Every line that holds the string "type" is to be identified and copied.

[Part of a data file]
'''

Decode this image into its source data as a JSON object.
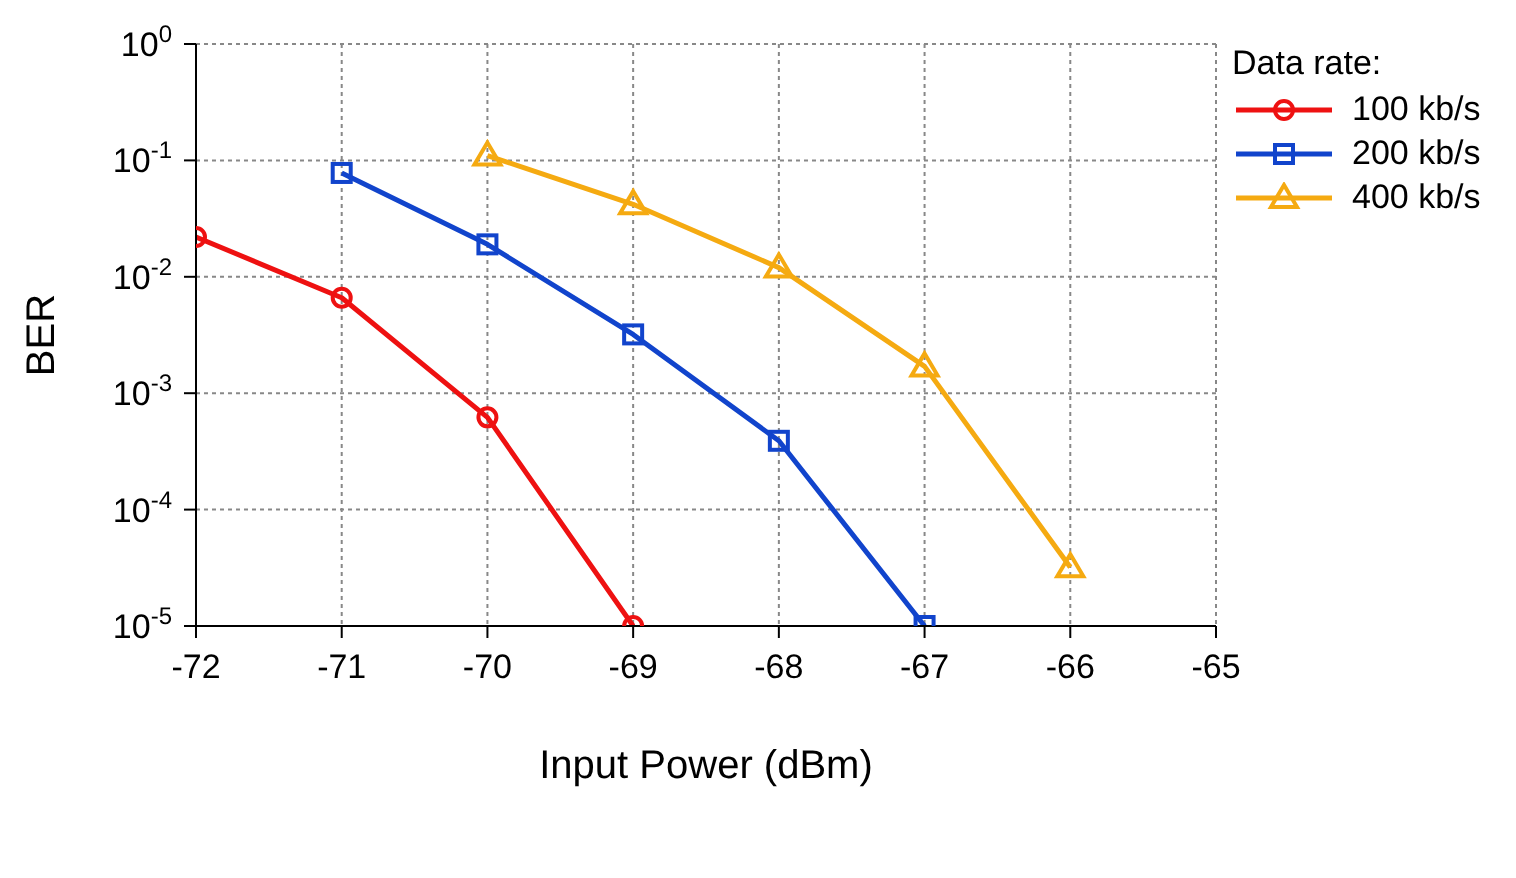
{
  "chart_data": {
    "type": "line",
    "xlabel": "Input Power (dBm)",
    "ylabel": "BER",
    "legend_title": "Data rate:",
    "legend": "top right",
    "log": "y",
    "grid": true,
    "line_style": "solid",
    "x": [
      -72,
      -71,
      -70,
      -69,
      -68,
      -67,
      -66
    ],
    "xlim": [
      -72,
      -65
    ],
    "xticks": [
      -72,
      -71,
      -70,
      -69,
      -68,
      -67,
      -66,
      -65
    ],
    "ylim": [
      1e-05,
      1
    ],
    "yticks": [
      {
        "value": 1e-05,
        "label": "10$^{-5}$"
      },
      {
        "value": 0.0001,
        "label": "10$^{-4}$"
      },
      {
        "value": 0.001,
        "label": "10$^{-3}$"
      },
      {
        "value": 0.01,
        "label": "10$^{-2}$"
      },
      {
        "value": 0.1,
        "label": "10$^{-1}$"
      },
      {
        "value": 1,
        "label": "10$^{0}$"
      }
    ],
    "series": [
      {
        "name": "100 kb/s",
        "color": "#ee1111",
        "marker": "circle",
        "values": [
          0.022,
          0.0066,
          0.00062,
          1e-05,
          null,
          null,
          null
        ]
      },
      {
        "name": "200 kb/s",
        "color": "#1144cc",
        "marker": "square",
        "values": [
          null,
          0.078,
          0.019,
          0.0032,
          0.00039,
          1e-05,
          null
        ]
      },
      {
        "name": "400 kb/s",
        "color": "#f5aa11",
        "marker": "triangle",
        "values": [
          null,
          null,
          0.11,
          0.042,
          0.012,
          0.0017,
          3.2e-05
        ]
      }
    ]
  }
}
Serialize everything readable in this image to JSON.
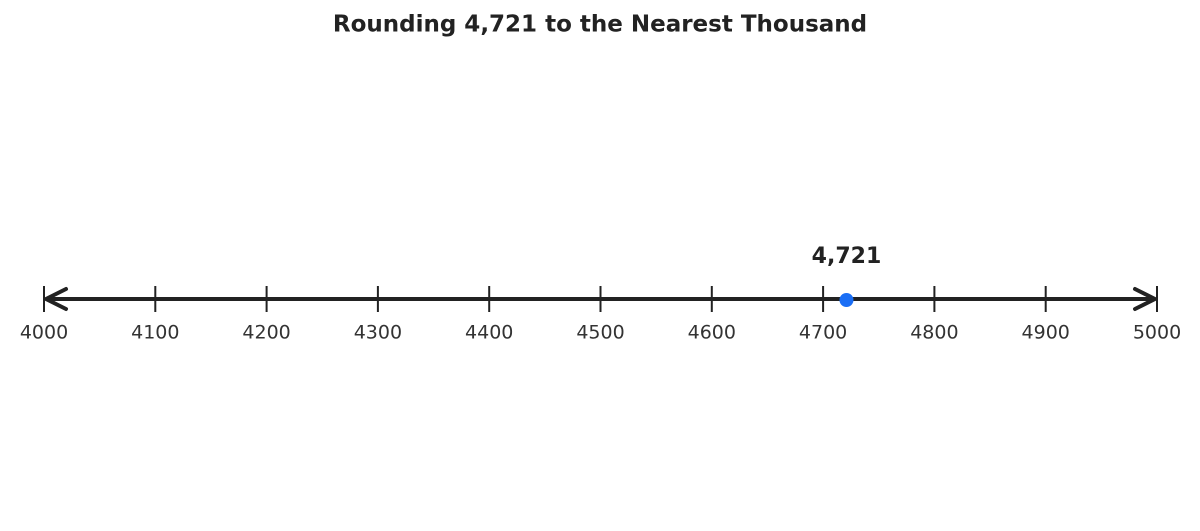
{
  "chart_data": {
    "type": "number_line",
    "title": "Rounding 4,721 to the Nearest Thousand",
    "xlim": [
      4000,
      5000
    ],
    "xticks": [
      4000,
      4100,
      4200,
      4300,
      4400,
      4500,
      4600,
      4700,
      4800,
      4900,
      5000
    ],
    "values": [
      4721
    ],
    "value_labels": [
      "4,721"
    ],
    "color": "#1a6ef5"
  }
}
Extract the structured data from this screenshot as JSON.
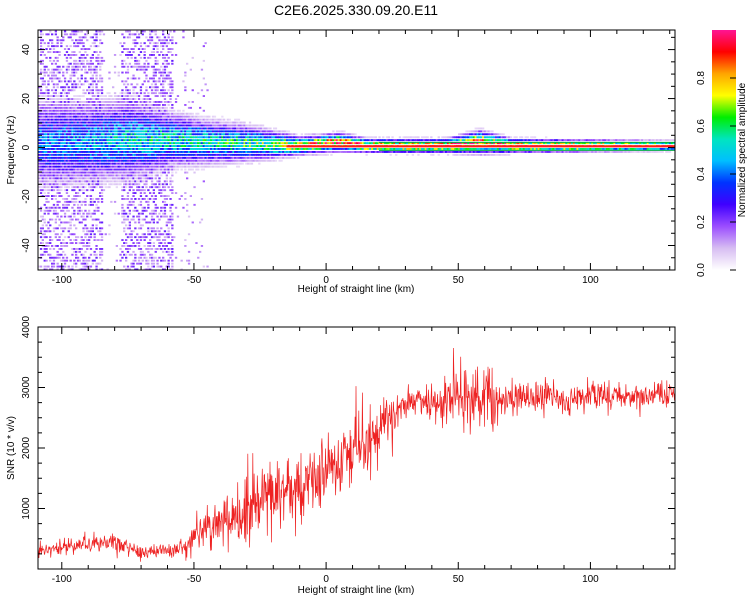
{
  "title": "C2E6.2025.330.09.20.E11",
  "chart_data": [
    {
      "type": "heatmap",
      "title": "",
      "xlabel": "Height of straight line (km)",
      "ylabel": "Frequency (Hz)",
      "xlim": [
        -109,
        132
      ],
      "ylim": [
        -50,
        48
      ],
      "xticks": [
        "-100",
        "-50",
        "0",
        "50",
        "100"
      ],
      "yticks": [
        "-40",
        "-20",
        "0",
        "20",
        "40"
      ],
      "grid": false,
      "legend": "none",
      "colorbar": {
        "label": "Normalized spectral amplitude",
        "range": [
          0,
          1
        ],
        "ticks": [
          "0.0",
          "0.2",
          "0.4",
          "0.6",
          "0.8"
        ],
        "colormap": [
          "#ffffff",
          "#d7bdf2",
          "#9b4dff",
          "#3f00ff",
          "#0033ff",
          "#00bfff",
          "#00e5c0",
          "#00ee00",
          "#ffff00",
          "#ffa500",
          "#ff0000",
          "#ff1493"
        ]
      },
      "ridge": [
        {
          "x": -109,
          "y": 2,
          "spread": 10,
          "amp": 0.4
        },
        {
          "x": -90,
          "y": 2,
          "spread": 9,
          "amp": 0.45
        },
        {
          "x": -75,
          "y": 3,
          "spread": 9,
          "amp": 0.5
        },
        {
          "x": -60,
          "y": 3,
          "spread": 6,
          "amp": 0.55
        },
        {
          "x": -45,
          "y": 2,
          "spread": 5,
          "amp": 0.55
        },
        {
          "x": -30,
          "y": 1.5,
          "spread": 4,
          "amp": 0.6
        },
        {
          "x": -20,
          "y": 1,
          "spread": 3,
          "amp": 0.7
        },
        {
          "x": -10,
          "y": 0.5,
          "spread": 2,
          "amp": 0.85
        },
        {
          "x": 5,
          "y": 2,
          "spread": 2,
          "amp": 0.9
        },
        {
          "x": 15,
          "y": 0.5,
          "spread": 1.5,
          "amp": 0.95
        },
        {
          "x": 45,
          "y": 0.5,
          "spread": 1.5,
          "amp": 0.95
        },
        {
          "x": 58,
          "y": 2,
          "spread": 2.5,
          "amp": 0.9
        },
        {
          "x": 70,
          "y": 0.5,
          "spread": 1.5,
          "amp": 0.95
        },
        {
          "x": 132,
          "y": 0.5,
          "spread": 1,
          "amp": 1.0
        }
      ]
    },
    {
      "type": "line",
      "title": "",
      "xlabel": "Height of straight line (km)",
      "ylabel": "SNR (10 * v/v)",
      "xlim": [
        -109,
        132
      ],
      "ylim": [
        0,
        4000
      ],
      "xticks": [
        "-100",
        "-50",
        "0",
        "50",
        "100"
      ],
      "yticks": [
        "1000",
        "2000",
        "3000",
        "4000"
      ],
      "grid": false,
      "legend": "none",
      "series": [
        {
          "color": "#ee2222",
          "trend": [
            {
              "x": -109,
              "y": 300,
              "noise": 100
            },
            {
              "x": -95,
              "y": 380,
              "noise": 130
            },
            {
              "x": -80,
              "y": 420,
              "noise": 150
            },
            {
              "x": -70,
              "y": 280,
              "noise": 90
            },
            {
              "x": -55,
              "y": 330,
              "noise": 120
            },
            {
              "x": -45,
              "y": 700,
              "noise": 300
            },
            {
              "x": -30,
              "y": 1000,
              "noise": 450
            },
            {
              "x": -15,
              "y": 1250,
              "noise": 550
            },
            {
              "x": -5,
              "y": 1500,
              "noise": 500
            },
            {
              "x": 5,
              "y": 1800,
              "noise": 550
            },
            {
              "x": 15,
              "y": 2050,
              "noise": 500
            },
            {
              "x": 25,
              "y": 2600,
              "noise": 300
            },
            {
              "x": 35,
              "y": 2800,
              "noise": 250
            },
            {
              "x": 45,
              "y": 2800,
              "noise": 300
            },
            {
              "x": 55,
              "y": 2900,
              "noise": 500
            },
            {
              "x": 62,
              "y": 2700,
              "noise": 500
            },
            {
              "x": 70,
              "y": 2850,
              "noise": 250
            },
            {
              "x": 85,
              "y": 2800,
              "noise": 220
            },
            {
              "x": 100,
              "y": 2850,
              "noise": 200
            },
            {
              "x": 115,
              "y": 2850,
              "noise": 200
            },
            {
              "x": 132,
              "y": 2900,
              "noise": 200
            }
          ]
        }
      ]
    }
  ]
}
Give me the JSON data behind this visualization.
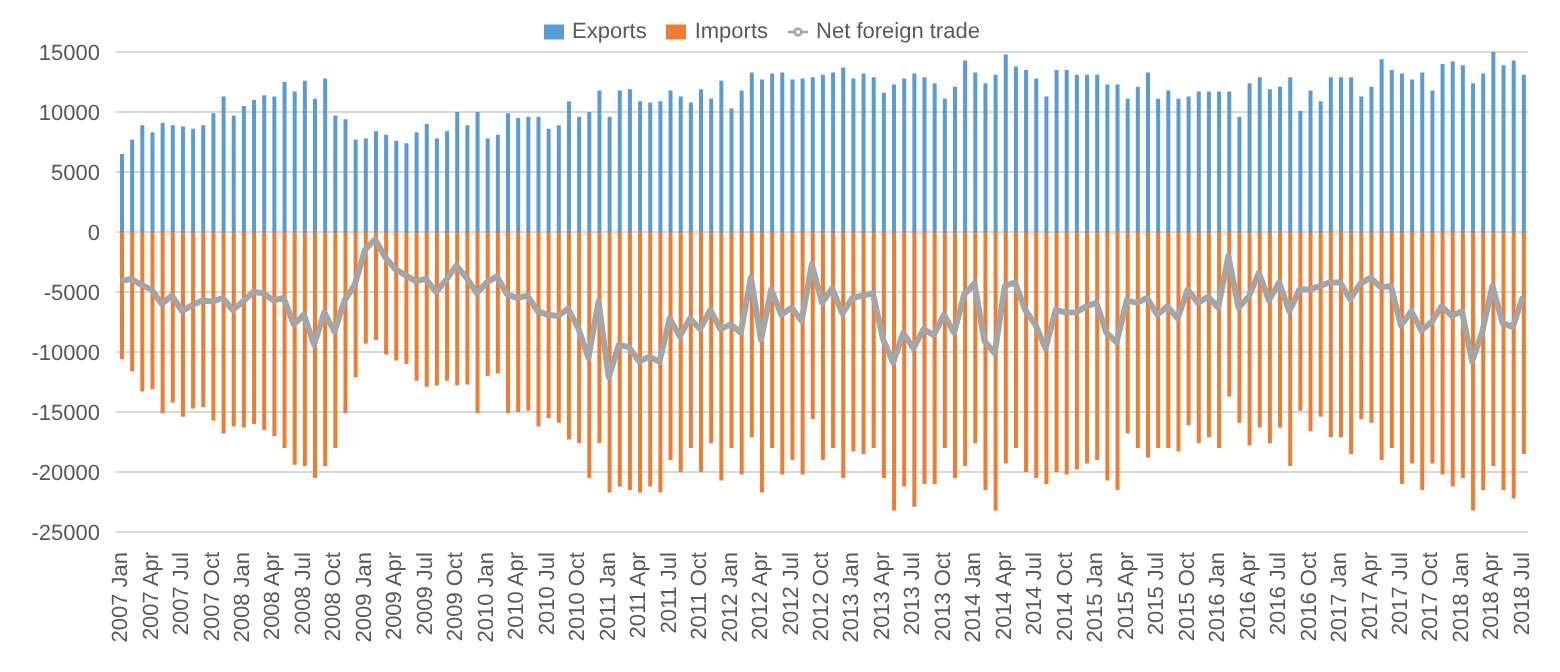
{
  "chart_data": {
    "type": "bar",
    "stacked": true,
    "ylim": [
      -25000,
      15000
    ],
    "yticks": [
      -25000,
      -20000,
      -15000,
      -10000,
      -5000,
      0,
      5000,
      10000,
      15000
    ],
    "grid": "y",
    "legend": "top",
    "categories": [
      "2007 Jan",
      null,
      null,
      "2007 Apr",
      null,
      null,
      "2007 Jul",
      null,
      null,
      "2007 Oct",
      null,
      null,
      "2008 Jan",
      null,
      null,
      "2008 Apr",
      null,
      null,
      "2008 Jul",
      null,
      null,
      "2008 Oct",
      null,
      null,
      "2009 Jan",
      null,
      null,
      "2009 Apr",
      null,
      null,
      "2009 Jul",
      null,
      null,
      "2009 Oct",
      null,
      null,
      "2010 Jan",
      null,
      null,
      "2010 Apr",
      null,
      null,
      "2010 Jul",
      null,
      null,
      "2010 Oct",
      null,
      null,
      "2011 Jan",
      null,
      null,
      "2011 Apr",
      null,
      null,
      "2011 Jul",
      null,
      null,
      "2011 Oct",
      null,
      null,
      "2012 Jan",
      null,
      null,
      "2012 Apr",
      null,
      null,
      "2012 Jul",
      null,
      null,
      "2012 Oct",
      null,
      null,
      "2013 Jan",
      null,
      null,
      "2013 Apr",
      null,
      null,
      "2013 Jul",
      null,
      null,
      "2013 Oct",
      null,
      null,
      "2014 Jan",
      null,
      null,
      "2014 Apr",
      null,
      null,
      "2014 Jul",
      null,
      null,
      "2014 Oct",
      null,
      null,
      "2015 Jan",
      null,
      null,
      "2015 Apr",
      null,
      null,
      "2015 Jul",
      null,
      null,
      "2015 Oct",
      null,
      null,
      "2016 Jan",
      null,
      null,
      "2016 Apr",
      null,
      null,
      "2016 Jul",
      null,
      null,
      "2016 Oct",
      null,
      null,
      "2017 Jan",
      null,
      null,
      "2017 Apr",
      null,
      null,
      "2017 Jul",
      null,
      null,
      "2017 Oct",
      null,
      null,
      "2018 Jan",
      null,
      null,
      "2018 Apr",
      null,
      null,
      "2018 Jul"
    ],
    "series": [
      {
        "name": "Exports",
        "color": "#5b9bd5",
        "values": [
          6500,
          7700,
          8900,
          8300,
          9100,
          8900,
          8800,
          8600,
          8900,
          9900,
          11300,
          9700,
          10500,
          11000,
          11400,
          11300,
          12500,
          11700,
          12600,
          11100,
          12800,
          9700,
          9400,
          7700,
          7800,
          8400,
          8100,
          7600,
          7400,
          8300,
          9000,
          7800,
          8400,
          10000,
          8900,
          10000,
          7800,
          8100,
          9900,
          9500,
          9600,
          9600,
          8600,
          8900,
          10900,
          9600,
          10000,
          11800,
          9600,
          11800,
          11900,
          10900,
          10800,
          10900,
          11800,
          11300,
          10800,
          11900,
          11100,
          12600,
          10300,
          11800,
          13300,
          12700,
          13200,
          13300,
          12700,
          12800,
          12900,
          13100,
          13300,
          13700,
          12800,
          13200,
          12900,
          11600,
          12300,
          12800,
          13200,
          12900,
          12400,
          11100,
          12100,
          14300,
          13300,
          12400,
          13100,
          14800,
          13800,
          13500,
          12800,
          11300,
          13500,
          13500,
          13100,
          13100,
          13100,
          12300,
          12300,
          11100,
          12100,
          13300,
          11100,
          11800,
          11100,
          11300,
          11700,
          11700,
          11700,
          11700,
          9600,
          12400,
          12900,
          11900,
          12100,
          12900,
          10100,
          11800,
          10900,
          12900,
          12900,
          12900,
          11300,
          12100,
          14400,
          13500,
          13200,
          12700,
          13300,
          11800,
          14000,
          14200,
          13900,
          12400,
          13200,
          15000,
          13900,
          14300,
          13100
        ]
      },
      {
        "name": "Imports",
        "color": "#ed7d31",
        "values": [
          -10600,
          -11600,
          -13300,
          -13100,
          -15100,
          -14200,
          -15400,
          -14700,
          -14600,
          -15700,
          -16800,
          -16200,
          -16300,
          -16000,
          -16500,
          -17000,
          -18000,
          -19400,
          -19500,
          -20500,
          -19500,
          -18000,
          -15100,
          -12100,
          -9300,
          -9000,
          -10200,
          -10700,
          -11000,
          -12400,
          -12900,
          -12800,
          -12400,
          -12800,
          -12700,
          -15100,
          -12000,
          -11800,
          -15100,
          -15000,
          -14900,
          -16200,
          -15500,
          -15900,
          -17300,
          -17600,
          -20500,
          -17600,
          -21700,
          -21200,
          -21500,
          -21700,
          -21200,
          -21700,
          -19000,
          -20000,
          -18000,
          -20000,
          -17600,
          -20700,
          -18000,
          -20200,
          -17100,
          -21700,
          -18000,
          -20200,
          -19000,
          -20200,
          -15600,
          -19000,
          -18000,
          -20500,
          -18300,
          -18500,
          -18000,
          -20500,
          -23200,
          -21200,
          -22900,
          -21000,
          -21000,
          -18000,
          -20500,
          -19500,
          -17600,
          -21500,
          -23200,
          -19300,
          -18000,
          -20000,
          -20500,
          -21000,
          -20000,
          -20200,
          -19800,
          -19300,
          -19000,
          -20700,
          -21500,
          -16800,
          -18000,
          -18800,
          -18000,
          -18000,
          -18300,
          -16100,
          -17600,
          -17100,
          -18000,
          -13700,
          -15900,
          -17800,
          -16300,
          -17600,
          -16300,
          -19500,
          -14900,
          -16600,
          -15400,
          -17100,
          -17100,
          -18500,
          -15600,
          -15900,
          -19000,
          -18000,
          -21000,
          -19300,
          -21500,
          -19300,
          -20200,
          -21200,
          -20500,
          -23200,
          -21500,
          -19500,
          -21500,
          -22200,
          -18500
        ]
      },
      {
        "name": "Net foreign trade",
        "type": "line",
        "color": "#a5a5a5",
        "values": [
          -4100,
          -3900,
          -4400,
          -4800,
          -6000,
          -5300,
          -6600,
          -6100,
          -5700,
          -5800,
          -5500,
          -6500,
          -5800,
          -5000,
          -5100,
          -5700,
          -5500,
          -7700,
          -6900,
          -9400,
          -6700,
          -8300,
          -5700,
          -4400,
          -1500,
          -600,
          -2100,
          -3100,
          -3600,
          -4100,
          -3900,
          -5000,
          -4000,
          -2800,
          -3800,
          -5100,
          -4200,
          -3700,
          -5200,
          -5500,
          -5300,
          -6600,
          -6900,
          -7000,
          -6400,
          -8000,
          -10500,
          -5800,
          -12100,
          -9400,
          -9600,
          -10800,
          -10400,
          -10800,
          -7200,
          -8700,
          -7200,
          -8100,
          -6500,
          -8100,
          -7700,
          -8400,
          -3800,
          -9000,
          -4800,
          -6900,
          -6300,
          -7400,
          -2700,
          -5900,
          -4700,
          -6800,
          -5500,
          -5300,
          -5100,
          -8900,
          -10900,
          -8400,
          -9700,
          -8100,
          -8600,
          -6900,
          -8400,
          -5200,
          -4300,
          -9100,
          -10100,
          -4500,
          -4200,
          -6500,
          -7700,
          -9700,
          -6500,
          -6700,
          -6700,
          -6200,
          -5900,
          -8400,
          -9200,
          -5700,
          -5900,
          -5500,
          -6900,
          -6200,
          -7200,
          -4800,
          -5900,
          -5400,
          -6300,
          -2000,
          -6300,
          -5400,
          -3400,
          -5700,
          -4200,
          -6600,
          -4800,
          -4800,
          -4500,
          -4200,
          -4200,
          -5600,
          -4300,
          -3800,
          -4600,
          -4500,
          -7800,
          -6600,
          -8200,
          -7500,
          -6200,
          -7000,
          -6600,
          -10800,
          -8300,
          -4500,
          -7600,
          -7900,
          -5400
        ]
      }
    ]
  }
}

'''

• **Solution**
    "type": "line",
    "type": "number_line",
      "type": "heatmap",
      "type": "line",
    "type": "bar",
        "type": "line",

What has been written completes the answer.